== WHAT YOU SHOULD DO ==
Starting from the line that contains "Extract the structured", reproduce each line exactly through the end of the material, and include no other lines.

== RECORDED DATA ==
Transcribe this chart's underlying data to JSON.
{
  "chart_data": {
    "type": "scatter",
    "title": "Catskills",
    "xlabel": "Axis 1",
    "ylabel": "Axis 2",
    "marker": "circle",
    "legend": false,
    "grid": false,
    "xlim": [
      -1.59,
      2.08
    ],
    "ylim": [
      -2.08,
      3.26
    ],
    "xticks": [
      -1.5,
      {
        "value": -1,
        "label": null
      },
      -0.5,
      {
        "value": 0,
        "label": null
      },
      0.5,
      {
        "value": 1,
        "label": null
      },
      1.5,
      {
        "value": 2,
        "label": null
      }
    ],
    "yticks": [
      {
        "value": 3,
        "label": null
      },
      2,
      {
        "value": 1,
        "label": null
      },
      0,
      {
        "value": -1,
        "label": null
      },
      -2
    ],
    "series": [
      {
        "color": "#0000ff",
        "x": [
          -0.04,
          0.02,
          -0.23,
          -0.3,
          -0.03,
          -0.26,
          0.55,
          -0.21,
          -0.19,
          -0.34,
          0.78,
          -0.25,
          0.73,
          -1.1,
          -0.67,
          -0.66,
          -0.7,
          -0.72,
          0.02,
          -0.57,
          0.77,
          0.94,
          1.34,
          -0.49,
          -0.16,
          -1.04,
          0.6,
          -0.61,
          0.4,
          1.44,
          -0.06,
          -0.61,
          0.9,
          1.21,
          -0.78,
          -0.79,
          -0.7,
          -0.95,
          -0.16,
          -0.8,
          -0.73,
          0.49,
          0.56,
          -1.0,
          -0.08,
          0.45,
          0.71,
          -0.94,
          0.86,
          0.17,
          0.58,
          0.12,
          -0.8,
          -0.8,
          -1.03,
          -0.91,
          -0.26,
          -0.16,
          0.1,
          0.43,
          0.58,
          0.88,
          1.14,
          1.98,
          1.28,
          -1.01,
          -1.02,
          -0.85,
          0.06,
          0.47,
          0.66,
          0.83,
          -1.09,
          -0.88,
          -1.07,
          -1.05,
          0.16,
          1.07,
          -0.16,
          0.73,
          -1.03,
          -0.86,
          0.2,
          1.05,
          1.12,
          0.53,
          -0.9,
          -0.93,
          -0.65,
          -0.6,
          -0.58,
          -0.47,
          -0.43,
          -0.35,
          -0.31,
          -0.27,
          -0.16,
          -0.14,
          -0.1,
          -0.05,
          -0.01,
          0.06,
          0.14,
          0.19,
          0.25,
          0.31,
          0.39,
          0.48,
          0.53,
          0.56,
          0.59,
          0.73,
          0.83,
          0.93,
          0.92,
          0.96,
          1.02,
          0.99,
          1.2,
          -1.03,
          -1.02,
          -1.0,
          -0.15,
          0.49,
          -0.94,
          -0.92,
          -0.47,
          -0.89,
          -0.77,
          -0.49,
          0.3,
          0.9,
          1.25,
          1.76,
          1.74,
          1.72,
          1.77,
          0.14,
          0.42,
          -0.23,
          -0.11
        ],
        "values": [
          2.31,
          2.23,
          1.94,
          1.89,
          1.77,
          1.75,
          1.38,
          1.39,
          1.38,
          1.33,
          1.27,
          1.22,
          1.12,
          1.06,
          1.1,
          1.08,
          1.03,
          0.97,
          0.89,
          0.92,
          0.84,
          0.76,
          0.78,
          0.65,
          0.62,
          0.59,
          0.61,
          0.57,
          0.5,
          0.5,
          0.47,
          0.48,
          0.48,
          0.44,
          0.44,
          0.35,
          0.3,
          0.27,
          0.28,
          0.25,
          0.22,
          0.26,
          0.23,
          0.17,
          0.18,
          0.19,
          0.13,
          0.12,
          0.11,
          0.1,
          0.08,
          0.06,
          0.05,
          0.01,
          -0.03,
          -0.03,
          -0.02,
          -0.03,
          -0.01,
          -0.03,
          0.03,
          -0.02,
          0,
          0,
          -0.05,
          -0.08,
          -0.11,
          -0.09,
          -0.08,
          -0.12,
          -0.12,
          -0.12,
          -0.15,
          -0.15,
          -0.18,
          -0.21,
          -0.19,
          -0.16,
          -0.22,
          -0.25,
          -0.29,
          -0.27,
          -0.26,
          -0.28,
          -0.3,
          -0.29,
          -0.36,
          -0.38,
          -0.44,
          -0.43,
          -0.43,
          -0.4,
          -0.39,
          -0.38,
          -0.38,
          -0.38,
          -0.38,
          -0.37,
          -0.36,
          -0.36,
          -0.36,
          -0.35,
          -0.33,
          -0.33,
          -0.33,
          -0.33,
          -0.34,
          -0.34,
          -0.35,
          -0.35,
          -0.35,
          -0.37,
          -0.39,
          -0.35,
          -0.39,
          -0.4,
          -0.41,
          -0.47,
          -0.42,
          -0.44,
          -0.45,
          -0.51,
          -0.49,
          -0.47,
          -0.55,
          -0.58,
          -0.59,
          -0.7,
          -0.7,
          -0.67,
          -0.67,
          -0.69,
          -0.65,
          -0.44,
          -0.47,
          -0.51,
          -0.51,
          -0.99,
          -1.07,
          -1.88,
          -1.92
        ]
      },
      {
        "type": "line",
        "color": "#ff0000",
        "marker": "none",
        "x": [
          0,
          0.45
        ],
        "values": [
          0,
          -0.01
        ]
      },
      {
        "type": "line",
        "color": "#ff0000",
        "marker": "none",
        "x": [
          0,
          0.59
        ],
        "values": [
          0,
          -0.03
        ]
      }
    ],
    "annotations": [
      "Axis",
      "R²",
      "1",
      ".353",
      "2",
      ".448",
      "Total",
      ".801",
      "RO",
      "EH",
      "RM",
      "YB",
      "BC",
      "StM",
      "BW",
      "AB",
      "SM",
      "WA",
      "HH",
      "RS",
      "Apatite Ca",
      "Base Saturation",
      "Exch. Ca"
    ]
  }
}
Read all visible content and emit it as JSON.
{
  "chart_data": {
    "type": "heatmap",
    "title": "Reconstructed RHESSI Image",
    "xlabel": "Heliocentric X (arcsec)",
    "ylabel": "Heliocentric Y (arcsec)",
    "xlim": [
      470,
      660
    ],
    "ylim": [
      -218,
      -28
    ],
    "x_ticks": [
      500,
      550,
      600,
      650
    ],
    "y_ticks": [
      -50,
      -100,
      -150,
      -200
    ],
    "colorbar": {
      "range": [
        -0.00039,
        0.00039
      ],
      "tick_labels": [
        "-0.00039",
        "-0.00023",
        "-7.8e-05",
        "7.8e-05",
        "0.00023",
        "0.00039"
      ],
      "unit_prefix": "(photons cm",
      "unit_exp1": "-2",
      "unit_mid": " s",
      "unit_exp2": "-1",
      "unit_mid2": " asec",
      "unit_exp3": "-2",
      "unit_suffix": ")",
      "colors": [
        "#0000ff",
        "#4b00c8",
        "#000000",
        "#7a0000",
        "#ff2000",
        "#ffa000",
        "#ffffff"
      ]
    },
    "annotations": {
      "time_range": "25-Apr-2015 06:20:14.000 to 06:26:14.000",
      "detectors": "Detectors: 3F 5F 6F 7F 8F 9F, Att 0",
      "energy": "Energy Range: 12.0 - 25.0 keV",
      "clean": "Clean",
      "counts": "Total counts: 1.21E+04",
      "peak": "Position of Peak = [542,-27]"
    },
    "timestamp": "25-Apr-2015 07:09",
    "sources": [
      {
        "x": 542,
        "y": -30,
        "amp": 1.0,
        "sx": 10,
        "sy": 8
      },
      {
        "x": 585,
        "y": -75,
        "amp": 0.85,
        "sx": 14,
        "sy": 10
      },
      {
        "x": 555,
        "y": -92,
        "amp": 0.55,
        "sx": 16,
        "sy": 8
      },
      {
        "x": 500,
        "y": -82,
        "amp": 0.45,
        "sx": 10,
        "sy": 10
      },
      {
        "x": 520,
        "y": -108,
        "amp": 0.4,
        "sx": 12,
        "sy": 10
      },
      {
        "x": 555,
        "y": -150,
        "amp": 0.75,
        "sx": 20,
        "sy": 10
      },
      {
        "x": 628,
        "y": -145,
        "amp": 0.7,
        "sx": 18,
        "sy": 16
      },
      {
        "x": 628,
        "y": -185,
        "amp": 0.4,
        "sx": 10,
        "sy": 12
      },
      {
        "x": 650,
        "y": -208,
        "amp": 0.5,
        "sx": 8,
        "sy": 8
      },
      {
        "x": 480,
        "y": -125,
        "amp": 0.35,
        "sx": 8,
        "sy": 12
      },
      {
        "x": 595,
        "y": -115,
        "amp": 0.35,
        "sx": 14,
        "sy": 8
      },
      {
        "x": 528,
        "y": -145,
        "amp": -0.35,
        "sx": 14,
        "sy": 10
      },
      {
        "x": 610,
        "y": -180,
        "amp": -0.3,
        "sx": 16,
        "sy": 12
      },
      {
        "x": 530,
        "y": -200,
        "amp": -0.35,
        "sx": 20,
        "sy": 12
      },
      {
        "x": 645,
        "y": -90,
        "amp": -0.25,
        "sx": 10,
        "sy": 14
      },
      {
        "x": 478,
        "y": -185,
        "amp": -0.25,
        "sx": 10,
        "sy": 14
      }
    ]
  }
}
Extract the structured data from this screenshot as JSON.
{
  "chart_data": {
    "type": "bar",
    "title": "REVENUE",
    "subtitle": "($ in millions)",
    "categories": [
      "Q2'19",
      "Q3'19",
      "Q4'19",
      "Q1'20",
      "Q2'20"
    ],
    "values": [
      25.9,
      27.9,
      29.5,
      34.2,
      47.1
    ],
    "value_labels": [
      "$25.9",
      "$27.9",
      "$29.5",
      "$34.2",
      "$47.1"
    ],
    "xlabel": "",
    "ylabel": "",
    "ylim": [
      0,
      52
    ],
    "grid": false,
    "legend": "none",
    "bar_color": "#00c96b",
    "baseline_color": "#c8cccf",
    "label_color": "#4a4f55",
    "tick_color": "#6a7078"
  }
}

== WRITTEN SOLUTION ==
Extract the structured data from this screenshot as JSON.
{
  "chart_data": {
    "type": "bar",
    "title": "REVENUE",
    "subtitle": "($ in millions)",
    "categories": [
      "Q2'19",
      "Q3'19",
      "Q4'19",
      "Q1'20",
      "Q2'20"
    ],
    "values": [
      25.9,
      27.9,
      29.5,
      34.2,
      47.1
    ],
    "value_labels": [
      "$25.9",
      "$27.9",
      "$29.5",
      "$34.2",
      "$47.1"
    ],
    "xlabel": "",
    "ylabel": "",
    "ylim": [
      0,
      52
    ],
    "grid": false,
    "legend": "none",
    "bar_color": "#00c96b",
    "baseline_color": "#c8cccf",
    "label_color": "#4a4f55",
    "tick_color": "#6a7078"
  }
}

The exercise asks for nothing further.